Written problem. The records below are to be copied word for word, with every picture left out.

----------------------------------------

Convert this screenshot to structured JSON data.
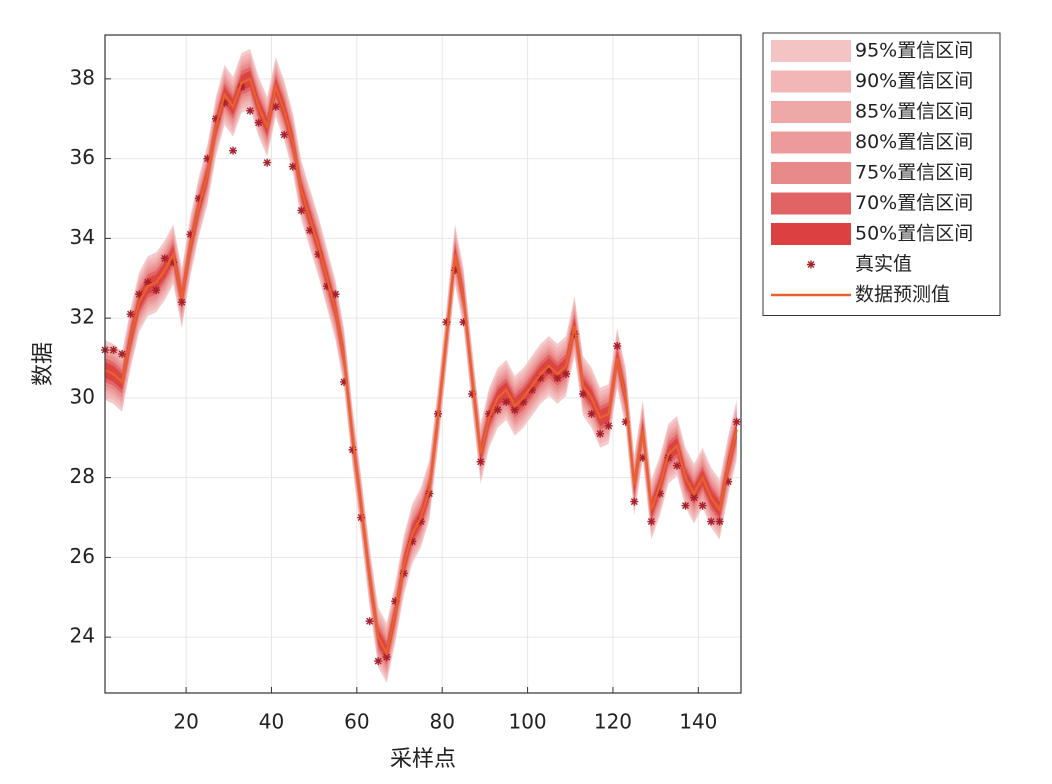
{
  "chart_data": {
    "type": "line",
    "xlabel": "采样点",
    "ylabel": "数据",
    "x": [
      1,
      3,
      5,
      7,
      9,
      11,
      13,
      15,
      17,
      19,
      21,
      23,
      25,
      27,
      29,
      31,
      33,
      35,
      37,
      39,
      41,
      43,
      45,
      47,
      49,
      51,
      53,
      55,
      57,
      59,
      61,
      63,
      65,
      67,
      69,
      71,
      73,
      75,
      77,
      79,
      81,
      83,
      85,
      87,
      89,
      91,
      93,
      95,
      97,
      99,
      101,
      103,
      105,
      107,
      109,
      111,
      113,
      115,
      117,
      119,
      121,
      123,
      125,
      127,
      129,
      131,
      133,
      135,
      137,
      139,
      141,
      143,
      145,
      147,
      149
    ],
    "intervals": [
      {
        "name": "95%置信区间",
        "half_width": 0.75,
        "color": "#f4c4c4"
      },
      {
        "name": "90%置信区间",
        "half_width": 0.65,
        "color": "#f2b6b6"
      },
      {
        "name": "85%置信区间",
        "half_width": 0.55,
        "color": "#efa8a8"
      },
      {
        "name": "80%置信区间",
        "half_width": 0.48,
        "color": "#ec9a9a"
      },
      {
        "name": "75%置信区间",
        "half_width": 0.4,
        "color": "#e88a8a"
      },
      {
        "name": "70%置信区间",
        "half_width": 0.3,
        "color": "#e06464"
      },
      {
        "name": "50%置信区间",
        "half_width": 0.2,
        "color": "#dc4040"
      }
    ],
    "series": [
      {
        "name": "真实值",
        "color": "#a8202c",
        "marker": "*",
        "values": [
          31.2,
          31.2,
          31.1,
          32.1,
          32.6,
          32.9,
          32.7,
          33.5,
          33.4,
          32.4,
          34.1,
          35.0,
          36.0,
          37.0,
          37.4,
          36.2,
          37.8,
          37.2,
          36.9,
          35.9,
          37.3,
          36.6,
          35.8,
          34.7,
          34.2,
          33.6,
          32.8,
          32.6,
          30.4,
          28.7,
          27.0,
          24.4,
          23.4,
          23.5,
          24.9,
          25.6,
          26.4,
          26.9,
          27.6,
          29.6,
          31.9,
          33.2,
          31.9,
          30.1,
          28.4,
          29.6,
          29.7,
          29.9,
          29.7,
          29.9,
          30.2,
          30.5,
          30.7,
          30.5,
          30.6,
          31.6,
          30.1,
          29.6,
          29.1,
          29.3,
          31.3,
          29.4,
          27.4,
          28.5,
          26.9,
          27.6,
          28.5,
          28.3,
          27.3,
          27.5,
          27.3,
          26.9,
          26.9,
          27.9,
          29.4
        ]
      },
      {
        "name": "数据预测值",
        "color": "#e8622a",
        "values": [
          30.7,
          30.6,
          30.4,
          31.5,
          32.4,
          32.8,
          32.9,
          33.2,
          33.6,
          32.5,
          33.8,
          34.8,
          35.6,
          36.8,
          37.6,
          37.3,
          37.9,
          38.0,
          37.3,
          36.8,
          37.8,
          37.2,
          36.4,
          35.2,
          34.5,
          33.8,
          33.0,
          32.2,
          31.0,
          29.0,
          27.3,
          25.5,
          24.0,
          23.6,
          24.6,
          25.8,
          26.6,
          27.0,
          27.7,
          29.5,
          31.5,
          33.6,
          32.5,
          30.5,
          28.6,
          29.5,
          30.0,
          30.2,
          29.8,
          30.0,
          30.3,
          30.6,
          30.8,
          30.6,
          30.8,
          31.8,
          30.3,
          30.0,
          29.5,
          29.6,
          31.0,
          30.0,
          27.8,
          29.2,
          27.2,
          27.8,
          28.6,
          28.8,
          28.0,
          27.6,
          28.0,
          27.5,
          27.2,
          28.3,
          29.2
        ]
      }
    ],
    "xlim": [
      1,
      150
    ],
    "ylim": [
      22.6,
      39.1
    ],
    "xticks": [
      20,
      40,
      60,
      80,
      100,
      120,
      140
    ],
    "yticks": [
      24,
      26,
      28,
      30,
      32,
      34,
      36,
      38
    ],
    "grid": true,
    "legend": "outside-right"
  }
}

----------------------------------------

Exercise solution.
Convert this screenshot to structured JSON data.
{
  "chart_data": {
    "type": "line",
    "xlabel": "采样点",
    "ylabel": "数据",
    "x": [
      1,
      3,
      5,
      7,
      9,
      11,
      13,
      15,
      17,
      19,
      21,
      23,
      25,
      27,
      29,
      31,
      33,
      35,
      37,
      39,
      41,
      43,
      45,
      47,
      49,
      51,
      53,
      55,
      57,
      59,
      61,
      63,
      65,
      67,
      69,
      71,
      73,
      75,
      77,
      79,
      81,
      83,
      85,
      87,
      89,
      91,
      93,
      95,
      97,
      99,
      101,
      103,
      105,
      107,
      109,
      111,
      113,
      115,
      117,
      119,
      121,
      123,
      125,
      127,
      129,
      131,
      133,
      135,
      137,
      139,
      141,
      143,
      145,
      147,
      149
    ],
    "intervals": [
      {
        "name": "95%置信区间",
        "half_width": 0.75,
        "color": "#f4c4c4"
      },
      {
        "name": "90%置信区间",
        "half_width": 0.65,
        "color": "#f2b6b6"
      },
      {
        "name": "85%置信区间",
        "half_width": 0.55,
        "color": "#efa8a8"
      },
      {
        "name": "80%置信区间",
        "half_width": 0.48,
        "color": "#ec9a9a"
      },
      {
        "name": "75%置信区间",
        "half_width": 0.4,
        "color": "#e88a8a"
      },
      {
        "name": "70%置信区间",
        "half_width": 0.3,
        "color": "#e06464"
      },
      {
        "name": "50%置信区间",
        "half_width": 0.2,
        "color": "#dc4040"
      }
    ],
    "series": [
      {
        "name": "真实值",
        "color": "#a8202c",
        "marker": "*",
        "values": [
          31.2,
          31.2,
          31.1,
          32.1,
          32.6,
          32.9,
          32.7,
          33.5,
          33.4,
          32.4,
          34.1,
          35.0,
          36.0,
          37.0,
          37.4,
          36.2,
          37.8,
          37.2,
          36.9,
          35.9,
          37.3,
          36.6,
          35.8,
          34.7,
          34.2,
          33.6,
          32.8,
          32.6,
          30.4,
          28.7,
          27.0,
          24.4,
          23.4,
          23.5,
          24.9,
          25.6,
          26.4,
          26.9,
          27.6,
          29.6,
          31.9,
          33.2,
          31.9,
          30.1,
          28.4,
          29.6,
          29.7,
          29.9,
          29.7,
          29.9,
          30.2,
          30.5,
          30.7,
          30.5,
          30.6,
          31.6,
          30.1,
          29.6,
          29.1,
          29.3,
          31.3,
          29.4,
          27.4,
          28.5,
          26.9,
          27.6,
          28.5,
          28.3,
          27.3,
          27.5,
          27.3,
          26.9,
          26.9,
          27.9,
          29.4
        ]
      },
      {
        "name": "数据预测值",
        "color": "#e8622a",
        "values": [
          30.7,
          30.6,
          30.4,
          31.5,
          32.4,
          32.8,
          32.9,
          33.2,
          33.6,
          32.5,
          33.8,
          34.8,
          35.6,
          36.8,
          37.6,
          37.3,
          37.9,
          38.0,
          37.3,
          36.8,
          37.8,
          37.2,
          36.4,
          35.2,
          34.5,
          33.8,
          33.0,
          32.2,
          31.0,
          29.0,
          27.3,
          25.5,
          24.0,
          23.6,
          24.6,
          25.8,
          26.6,
          27.0,
          27.7,
          29.5,
          31.5,
          33.6,
          32.5,
          30.5,
          28.6,
          29.5,
          30.0,
          30.2,
          29.8,
          30.0,
          30.3,
          30.6,
          30.8,
          30.6,
          30.8,
          31.8,
          30.3,
          30.0,
          29.5,
          29.6,
          31.0,
          30.0,
          27.8,
          29.2,
          27.2,
          27.8,
          28.6,
          28.8,
          28.0,
          27.6,
          28.0,
          27.5,
          27.2,
          28.3,
          29.2
        ]
      }
    ],
    "xlim": [
      1,
      150
    ],
    "ylim": [
      22.6,
      39.1
    ],
    "xticks": [
      20,
      40,
      60,
      80,
      100,
      120,
      140
    ],
    "yticks": [
      24,
      26,
      28,
      30,
      32,
      34,
      36,
      38
    ],
    "grid": true,
    "legend": "outside-right"
  }
}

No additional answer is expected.